— GIVEN EXERCISE —
Copy the data word for word, from its first line down to and including the line that contains "annotation-line: Posición y".

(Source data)

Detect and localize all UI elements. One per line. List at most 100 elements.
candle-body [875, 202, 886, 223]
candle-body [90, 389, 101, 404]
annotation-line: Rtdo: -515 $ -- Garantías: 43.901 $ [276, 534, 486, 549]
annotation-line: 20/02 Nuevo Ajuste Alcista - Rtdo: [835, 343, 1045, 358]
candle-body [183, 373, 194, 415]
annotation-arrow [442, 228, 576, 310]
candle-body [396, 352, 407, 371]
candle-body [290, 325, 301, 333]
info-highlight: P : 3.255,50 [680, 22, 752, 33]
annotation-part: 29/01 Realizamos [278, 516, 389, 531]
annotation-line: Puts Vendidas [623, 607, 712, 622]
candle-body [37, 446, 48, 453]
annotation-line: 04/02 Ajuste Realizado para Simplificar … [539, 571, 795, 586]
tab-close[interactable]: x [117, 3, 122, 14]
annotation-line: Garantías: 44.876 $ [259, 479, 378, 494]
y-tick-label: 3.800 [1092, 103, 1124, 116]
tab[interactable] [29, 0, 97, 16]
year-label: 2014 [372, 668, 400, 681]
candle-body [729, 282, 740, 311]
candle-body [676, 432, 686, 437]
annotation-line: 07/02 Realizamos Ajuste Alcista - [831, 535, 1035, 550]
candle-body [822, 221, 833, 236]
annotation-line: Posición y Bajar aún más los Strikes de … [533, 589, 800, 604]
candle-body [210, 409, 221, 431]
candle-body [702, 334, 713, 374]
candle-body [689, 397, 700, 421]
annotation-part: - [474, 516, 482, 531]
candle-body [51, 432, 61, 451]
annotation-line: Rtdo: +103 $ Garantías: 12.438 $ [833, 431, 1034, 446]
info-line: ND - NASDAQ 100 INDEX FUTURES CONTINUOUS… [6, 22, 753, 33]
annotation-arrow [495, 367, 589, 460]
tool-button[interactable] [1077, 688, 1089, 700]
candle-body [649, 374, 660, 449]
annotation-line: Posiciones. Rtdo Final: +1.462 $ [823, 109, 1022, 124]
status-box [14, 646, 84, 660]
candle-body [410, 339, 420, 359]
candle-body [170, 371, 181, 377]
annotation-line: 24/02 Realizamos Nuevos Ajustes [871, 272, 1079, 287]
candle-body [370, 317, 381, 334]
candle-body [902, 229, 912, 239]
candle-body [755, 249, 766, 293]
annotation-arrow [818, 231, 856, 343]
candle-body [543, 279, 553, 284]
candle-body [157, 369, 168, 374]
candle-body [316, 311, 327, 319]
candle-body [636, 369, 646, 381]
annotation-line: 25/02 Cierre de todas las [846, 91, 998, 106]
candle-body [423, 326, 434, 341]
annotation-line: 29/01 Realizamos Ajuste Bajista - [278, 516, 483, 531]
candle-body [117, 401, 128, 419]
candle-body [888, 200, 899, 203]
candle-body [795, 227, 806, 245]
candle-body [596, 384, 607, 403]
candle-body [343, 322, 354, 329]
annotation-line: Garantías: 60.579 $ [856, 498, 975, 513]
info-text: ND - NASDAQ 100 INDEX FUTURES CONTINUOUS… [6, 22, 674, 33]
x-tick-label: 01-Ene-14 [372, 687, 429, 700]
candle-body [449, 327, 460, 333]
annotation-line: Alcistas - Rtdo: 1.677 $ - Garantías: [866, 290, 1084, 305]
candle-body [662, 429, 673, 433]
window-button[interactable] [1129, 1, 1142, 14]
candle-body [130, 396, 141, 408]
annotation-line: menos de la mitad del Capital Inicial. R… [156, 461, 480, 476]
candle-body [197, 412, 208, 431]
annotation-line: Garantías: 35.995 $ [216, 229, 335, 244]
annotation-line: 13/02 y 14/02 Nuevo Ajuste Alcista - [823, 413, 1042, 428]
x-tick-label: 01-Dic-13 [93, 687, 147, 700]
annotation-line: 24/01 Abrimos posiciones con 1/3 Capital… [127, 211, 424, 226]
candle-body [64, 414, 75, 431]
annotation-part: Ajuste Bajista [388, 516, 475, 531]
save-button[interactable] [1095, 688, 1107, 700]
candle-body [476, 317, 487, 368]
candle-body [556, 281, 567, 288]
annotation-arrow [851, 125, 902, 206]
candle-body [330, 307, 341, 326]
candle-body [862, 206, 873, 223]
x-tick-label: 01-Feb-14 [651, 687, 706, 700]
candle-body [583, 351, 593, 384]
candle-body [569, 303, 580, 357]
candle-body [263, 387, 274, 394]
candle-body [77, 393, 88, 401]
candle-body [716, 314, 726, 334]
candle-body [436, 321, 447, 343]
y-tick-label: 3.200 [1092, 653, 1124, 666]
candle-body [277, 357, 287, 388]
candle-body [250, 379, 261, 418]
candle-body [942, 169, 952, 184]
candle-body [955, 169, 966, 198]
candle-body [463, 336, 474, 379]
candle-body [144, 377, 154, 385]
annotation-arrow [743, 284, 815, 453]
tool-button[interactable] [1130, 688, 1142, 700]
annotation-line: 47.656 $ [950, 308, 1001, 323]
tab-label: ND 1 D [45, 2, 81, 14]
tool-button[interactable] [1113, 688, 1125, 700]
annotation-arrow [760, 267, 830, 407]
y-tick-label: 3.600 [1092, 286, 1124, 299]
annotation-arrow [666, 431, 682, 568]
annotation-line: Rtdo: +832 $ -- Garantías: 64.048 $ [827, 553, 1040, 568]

— TASK RESPONSE —
Detect and localize all UI elements. One per line. List at most 100 elements.
candle-body [875, 202, 886, 223]
candle-body [90, 389, 101, 404]
annotation-line: Rtdo: -515 $ -- Garantías: 43.901 $ [276, 534, 486, 549]
annotation-line: 20/02 Nuevo Ajuste Alcista - Rtdo: [835, 343, 1045, 358]
candle-body [183, 373, 194, 415]
annotation-arrow [442, 228, 576, 310]
candle-body [396, 352, 407, 371]
candle-body [290, 325, 301, 333]
info-highlight: P : 3.255,50 [680, 22, 752, 33]
annotation-part: 29/01 Realizamos [278, 516, 389, 531]
annotation-line: Puts Vendidas [623, 607, 712, 622]
candle-body [37, 446, 48, 453]
annotation-line: 04/02 Ajuste Realizado para Simplificar … [539, 571, 795, 586]
tab-close[interactable]: x [117, 3, 122, 14]
annotation-line: Garantías: 44.876 $ [259, 479, 378, 494]
y-tick-label: 3.800 [1092, 103, 1124, 116]
tab[interactable] [29, 0, 97, 16]
year-label: 2014 [372, 668, 400, 681]
candle-body [729, 282, 740, 311]
candle-body [676, 432, 686, 437]
annotation-line: 07/02 Realizamos Ajuste Alcista - [831, 535, 1035, 550]
candle-body [822, 221, 833, 236]
annotation-line: Posición y Bajar aún más los Strikes de … [533, 589, 800, 604]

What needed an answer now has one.